Copy each line of the entries that contains the word "когда".

## Data supplied
============
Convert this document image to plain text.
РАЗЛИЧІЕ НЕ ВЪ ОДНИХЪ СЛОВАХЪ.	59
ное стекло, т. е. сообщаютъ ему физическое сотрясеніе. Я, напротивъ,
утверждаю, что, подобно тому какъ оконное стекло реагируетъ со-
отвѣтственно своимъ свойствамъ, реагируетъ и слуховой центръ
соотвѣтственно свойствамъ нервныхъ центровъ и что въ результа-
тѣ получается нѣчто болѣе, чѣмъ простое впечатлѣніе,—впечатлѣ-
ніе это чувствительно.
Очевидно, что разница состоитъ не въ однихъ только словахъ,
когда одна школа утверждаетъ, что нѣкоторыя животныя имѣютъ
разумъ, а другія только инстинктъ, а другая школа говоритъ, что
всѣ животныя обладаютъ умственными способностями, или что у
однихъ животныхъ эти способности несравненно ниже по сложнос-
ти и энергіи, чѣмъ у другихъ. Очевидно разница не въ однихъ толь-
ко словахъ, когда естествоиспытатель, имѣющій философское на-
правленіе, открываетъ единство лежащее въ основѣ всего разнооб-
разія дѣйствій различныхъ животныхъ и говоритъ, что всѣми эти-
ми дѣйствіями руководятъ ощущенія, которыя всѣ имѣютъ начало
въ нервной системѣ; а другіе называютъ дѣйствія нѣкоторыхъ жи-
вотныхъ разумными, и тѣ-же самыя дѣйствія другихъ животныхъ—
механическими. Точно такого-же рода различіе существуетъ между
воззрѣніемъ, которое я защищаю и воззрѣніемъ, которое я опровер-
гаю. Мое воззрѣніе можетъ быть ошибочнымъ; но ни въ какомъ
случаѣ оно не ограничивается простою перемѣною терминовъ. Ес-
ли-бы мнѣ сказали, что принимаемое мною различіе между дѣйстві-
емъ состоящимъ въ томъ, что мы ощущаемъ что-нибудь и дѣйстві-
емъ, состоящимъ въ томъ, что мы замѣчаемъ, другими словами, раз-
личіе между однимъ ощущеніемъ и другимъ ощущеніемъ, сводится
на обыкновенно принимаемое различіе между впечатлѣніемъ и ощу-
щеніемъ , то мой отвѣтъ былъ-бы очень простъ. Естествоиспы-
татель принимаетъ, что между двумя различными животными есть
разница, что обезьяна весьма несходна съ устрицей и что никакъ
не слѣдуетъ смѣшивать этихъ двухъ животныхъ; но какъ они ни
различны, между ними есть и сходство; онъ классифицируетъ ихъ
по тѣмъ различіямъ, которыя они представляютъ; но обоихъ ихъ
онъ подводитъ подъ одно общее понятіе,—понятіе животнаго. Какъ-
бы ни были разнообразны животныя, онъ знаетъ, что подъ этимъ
============
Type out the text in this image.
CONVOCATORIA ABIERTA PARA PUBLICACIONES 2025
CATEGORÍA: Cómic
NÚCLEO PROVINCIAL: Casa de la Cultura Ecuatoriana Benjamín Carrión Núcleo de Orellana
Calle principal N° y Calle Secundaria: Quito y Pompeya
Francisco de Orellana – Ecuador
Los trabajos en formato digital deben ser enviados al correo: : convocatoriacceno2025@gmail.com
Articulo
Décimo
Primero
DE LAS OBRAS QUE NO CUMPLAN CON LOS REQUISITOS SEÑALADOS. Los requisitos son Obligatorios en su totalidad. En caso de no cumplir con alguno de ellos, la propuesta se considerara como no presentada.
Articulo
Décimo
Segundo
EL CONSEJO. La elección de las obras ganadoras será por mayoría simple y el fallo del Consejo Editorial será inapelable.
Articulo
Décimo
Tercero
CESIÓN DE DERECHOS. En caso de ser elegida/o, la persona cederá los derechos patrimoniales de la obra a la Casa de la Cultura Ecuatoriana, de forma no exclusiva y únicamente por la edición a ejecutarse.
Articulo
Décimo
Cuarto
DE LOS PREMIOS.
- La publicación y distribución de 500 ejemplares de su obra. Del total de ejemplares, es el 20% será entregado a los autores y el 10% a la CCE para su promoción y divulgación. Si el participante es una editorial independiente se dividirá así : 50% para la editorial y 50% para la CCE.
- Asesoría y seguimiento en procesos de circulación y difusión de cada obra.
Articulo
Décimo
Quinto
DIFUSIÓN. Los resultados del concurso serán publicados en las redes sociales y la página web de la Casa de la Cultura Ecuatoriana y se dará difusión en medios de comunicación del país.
============
## Exercise result
когда одна школа утверждаетъ, что нѣкоторыя животныя имѣютъ
ко словахъ, когда естествоиспытатель, имѣющій философское на-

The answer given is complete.